▶ [Working data]
--- begin ---

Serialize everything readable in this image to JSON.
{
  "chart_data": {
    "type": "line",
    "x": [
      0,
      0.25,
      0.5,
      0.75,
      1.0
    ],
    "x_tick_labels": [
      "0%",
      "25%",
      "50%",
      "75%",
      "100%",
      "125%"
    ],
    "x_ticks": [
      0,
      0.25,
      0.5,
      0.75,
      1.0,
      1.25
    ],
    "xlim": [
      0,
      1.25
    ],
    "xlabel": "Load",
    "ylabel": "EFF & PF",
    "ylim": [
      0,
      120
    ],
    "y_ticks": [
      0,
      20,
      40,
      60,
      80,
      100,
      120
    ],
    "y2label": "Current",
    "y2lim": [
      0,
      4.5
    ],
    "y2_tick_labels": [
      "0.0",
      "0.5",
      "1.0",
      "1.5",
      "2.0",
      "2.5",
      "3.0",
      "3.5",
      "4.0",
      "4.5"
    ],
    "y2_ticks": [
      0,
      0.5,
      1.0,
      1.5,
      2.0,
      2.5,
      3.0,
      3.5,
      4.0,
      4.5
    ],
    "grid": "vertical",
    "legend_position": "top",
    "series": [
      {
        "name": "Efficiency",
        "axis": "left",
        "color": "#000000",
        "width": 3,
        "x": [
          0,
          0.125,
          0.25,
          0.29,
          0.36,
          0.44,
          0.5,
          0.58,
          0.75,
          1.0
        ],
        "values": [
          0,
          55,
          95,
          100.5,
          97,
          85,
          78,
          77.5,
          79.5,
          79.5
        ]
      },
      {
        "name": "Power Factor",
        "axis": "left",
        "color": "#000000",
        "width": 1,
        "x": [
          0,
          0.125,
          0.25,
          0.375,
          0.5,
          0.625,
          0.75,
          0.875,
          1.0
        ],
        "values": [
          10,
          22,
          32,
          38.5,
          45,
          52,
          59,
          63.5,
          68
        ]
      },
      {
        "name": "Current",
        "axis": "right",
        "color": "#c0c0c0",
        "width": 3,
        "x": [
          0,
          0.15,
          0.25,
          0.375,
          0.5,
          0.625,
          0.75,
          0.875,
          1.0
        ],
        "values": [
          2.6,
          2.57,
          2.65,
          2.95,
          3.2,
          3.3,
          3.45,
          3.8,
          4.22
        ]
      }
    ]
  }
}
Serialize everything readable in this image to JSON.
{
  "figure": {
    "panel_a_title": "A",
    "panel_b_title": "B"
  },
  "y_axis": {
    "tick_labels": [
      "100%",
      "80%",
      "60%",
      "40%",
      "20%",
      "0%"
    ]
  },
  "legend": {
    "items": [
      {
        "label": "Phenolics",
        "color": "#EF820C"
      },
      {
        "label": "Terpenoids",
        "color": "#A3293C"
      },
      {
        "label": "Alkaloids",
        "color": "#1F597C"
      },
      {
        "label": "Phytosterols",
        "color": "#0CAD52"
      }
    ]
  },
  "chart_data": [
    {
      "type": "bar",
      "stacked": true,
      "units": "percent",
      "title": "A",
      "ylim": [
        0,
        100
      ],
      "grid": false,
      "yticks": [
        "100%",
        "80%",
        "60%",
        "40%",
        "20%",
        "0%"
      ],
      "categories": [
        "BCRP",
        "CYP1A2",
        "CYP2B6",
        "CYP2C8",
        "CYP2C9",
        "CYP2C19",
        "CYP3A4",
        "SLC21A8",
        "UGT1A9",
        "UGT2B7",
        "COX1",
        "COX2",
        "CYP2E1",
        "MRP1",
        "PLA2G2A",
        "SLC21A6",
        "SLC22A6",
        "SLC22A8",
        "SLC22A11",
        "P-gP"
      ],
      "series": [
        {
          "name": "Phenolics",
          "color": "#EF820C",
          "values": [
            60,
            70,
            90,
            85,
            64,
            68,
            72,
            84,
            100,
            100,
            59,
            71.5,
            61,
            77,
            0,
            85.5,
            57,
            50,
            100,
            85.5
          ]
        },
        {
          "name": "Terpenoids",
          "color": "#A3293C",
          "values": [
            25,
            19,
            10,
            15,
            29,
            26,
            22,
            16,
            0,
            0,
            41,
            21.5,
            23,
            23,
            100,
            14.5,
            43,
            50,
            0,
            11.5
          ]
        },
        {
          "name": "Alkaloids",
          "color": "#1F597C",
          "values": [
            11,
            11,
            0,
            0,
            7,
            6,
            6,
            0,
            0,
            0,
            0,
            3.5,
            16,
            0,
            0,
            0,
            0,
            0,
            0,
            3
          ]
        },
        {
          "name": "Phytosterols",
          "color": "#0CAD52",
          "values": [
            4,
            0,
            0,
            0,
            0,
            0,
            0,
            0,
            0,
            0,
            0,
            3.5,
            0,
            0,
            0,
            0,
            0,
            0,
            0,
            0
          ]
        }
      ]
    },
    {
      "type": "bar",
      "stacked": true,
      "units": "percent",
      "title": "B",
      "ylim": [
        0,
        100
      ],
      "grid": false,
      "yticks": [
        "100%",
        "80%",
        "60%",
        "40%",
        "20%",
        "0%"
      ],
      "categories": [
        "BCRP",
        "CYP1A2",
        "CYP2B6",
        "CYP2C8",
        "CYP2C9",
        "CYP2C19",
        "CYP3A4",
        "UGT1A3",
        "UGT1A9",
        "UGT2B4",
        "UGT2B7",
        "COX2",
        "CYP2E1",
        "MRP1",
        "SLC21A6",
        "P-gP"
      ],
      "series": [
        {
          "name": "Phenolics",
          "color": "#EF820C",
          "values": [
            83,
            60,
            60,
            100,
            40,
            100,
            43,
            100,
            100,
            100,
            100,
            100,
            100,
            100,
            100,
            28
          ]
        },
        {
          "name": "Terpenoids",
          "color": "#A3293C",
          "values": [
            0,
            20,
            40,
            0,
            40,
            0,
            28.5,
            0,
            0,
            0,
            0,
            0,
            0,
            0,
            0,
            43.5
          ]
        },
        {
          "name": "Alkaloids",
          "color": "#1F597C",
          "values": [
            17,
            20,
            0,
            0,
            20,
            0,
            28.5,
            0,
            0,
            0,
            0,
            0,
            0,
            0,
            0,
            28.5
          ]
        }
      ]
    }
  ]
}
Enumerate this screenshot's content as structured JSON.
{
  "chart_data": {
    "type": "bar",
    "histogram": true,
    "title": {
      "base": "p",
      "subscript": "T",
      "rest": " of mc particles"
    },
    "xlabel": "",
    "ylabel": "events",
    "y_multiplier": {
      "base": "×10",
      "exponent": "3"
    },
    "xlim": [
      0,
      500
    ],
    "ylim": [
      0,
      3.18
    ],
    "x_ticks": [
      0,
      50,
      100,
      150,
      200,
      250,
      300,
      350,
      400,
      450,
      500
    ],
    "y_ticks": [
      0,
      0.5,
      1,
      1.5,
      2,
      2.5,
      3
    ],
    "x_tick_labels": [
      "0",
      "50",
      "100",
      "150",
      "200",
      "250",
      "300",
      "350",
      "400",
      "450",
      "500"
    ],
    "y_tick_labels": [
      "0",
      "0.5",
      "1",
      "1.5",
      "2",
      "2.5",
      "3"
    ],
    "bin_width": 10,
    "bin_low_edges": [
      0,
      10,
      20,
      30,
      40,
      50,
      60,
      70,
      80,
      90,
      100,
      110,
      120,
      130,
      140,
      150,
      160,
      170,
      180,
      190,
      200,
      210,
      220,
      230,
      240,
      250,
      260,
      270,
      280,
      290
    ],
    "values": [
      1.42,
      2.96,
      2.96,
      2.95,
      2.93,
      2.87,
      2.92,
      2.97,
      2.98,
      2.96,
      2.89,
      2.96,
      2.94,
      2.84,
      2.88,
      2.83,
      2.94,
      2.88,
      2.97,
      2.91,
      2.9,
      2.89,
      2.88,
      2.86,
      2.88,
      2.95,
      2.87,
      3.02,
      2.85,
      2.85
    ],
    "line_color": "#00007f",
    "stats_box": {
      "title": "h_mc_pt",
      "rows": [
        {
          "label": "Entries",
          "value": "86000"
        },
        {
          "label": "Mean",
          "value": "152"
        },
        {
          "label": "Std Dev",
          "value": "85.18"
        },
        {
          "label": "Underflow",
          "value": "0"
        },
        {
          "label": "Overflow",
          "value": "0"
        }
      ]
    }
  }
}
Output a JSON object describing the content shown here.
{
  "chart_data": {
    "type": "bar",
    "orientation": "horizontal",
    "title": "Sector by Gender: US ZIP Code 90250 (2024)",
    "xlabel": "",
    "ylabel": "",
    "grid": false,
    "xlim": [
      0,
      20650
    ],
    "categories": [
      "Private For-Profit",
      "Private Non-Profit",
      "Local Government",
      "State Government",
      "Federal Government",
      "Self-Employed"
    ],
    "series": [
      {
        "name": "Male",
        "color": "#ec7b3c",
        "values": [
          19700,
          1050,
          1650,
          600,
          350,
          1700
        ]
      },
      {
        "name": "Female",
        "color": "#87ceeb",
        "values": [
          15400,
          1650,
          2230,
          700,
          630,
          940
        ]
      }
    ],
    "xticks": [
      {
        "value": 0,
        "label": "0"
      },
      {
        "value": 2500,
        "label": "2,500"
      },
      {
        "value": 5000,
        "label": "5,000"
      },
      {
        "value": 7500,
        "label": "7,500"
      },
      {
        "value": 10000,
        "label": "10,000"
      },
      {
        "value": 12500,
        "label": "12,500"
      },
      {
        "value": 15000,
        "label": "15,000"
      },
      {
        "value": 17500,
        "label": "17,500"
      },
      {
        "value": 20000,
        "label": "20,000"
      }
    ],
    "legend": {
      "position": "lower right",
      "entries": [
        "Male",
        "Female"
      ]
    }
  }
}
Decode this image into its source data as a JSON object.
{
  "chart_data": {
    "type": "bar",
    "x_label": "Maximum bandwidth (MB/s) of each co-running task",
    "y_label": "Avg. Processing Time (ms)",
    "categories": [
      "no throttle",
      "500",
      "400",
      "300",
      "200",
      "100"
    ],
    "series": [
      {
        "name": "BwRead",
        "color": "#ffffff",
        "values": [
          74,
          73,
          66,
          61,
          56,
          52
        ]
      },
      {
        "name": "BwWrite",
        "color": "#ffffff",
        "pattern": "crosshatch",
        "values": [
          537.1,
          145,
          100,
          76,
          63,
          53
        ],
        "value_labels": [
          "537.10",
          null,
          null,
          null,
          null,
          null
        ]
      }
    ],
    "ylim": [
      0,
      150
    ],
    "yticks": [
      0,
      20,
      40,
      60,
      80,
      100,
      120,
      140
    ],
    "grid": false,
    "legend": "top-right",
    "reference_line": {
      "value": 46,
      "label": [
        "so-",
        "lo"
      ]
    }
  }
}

--- end ---

▶ [What you are asked to do]
Search the listing for the string "Phytosterols". Copy each line where it turns up.

▶ [Task response]
        "label": "Phytosterols",
          "name": "Phytosterols",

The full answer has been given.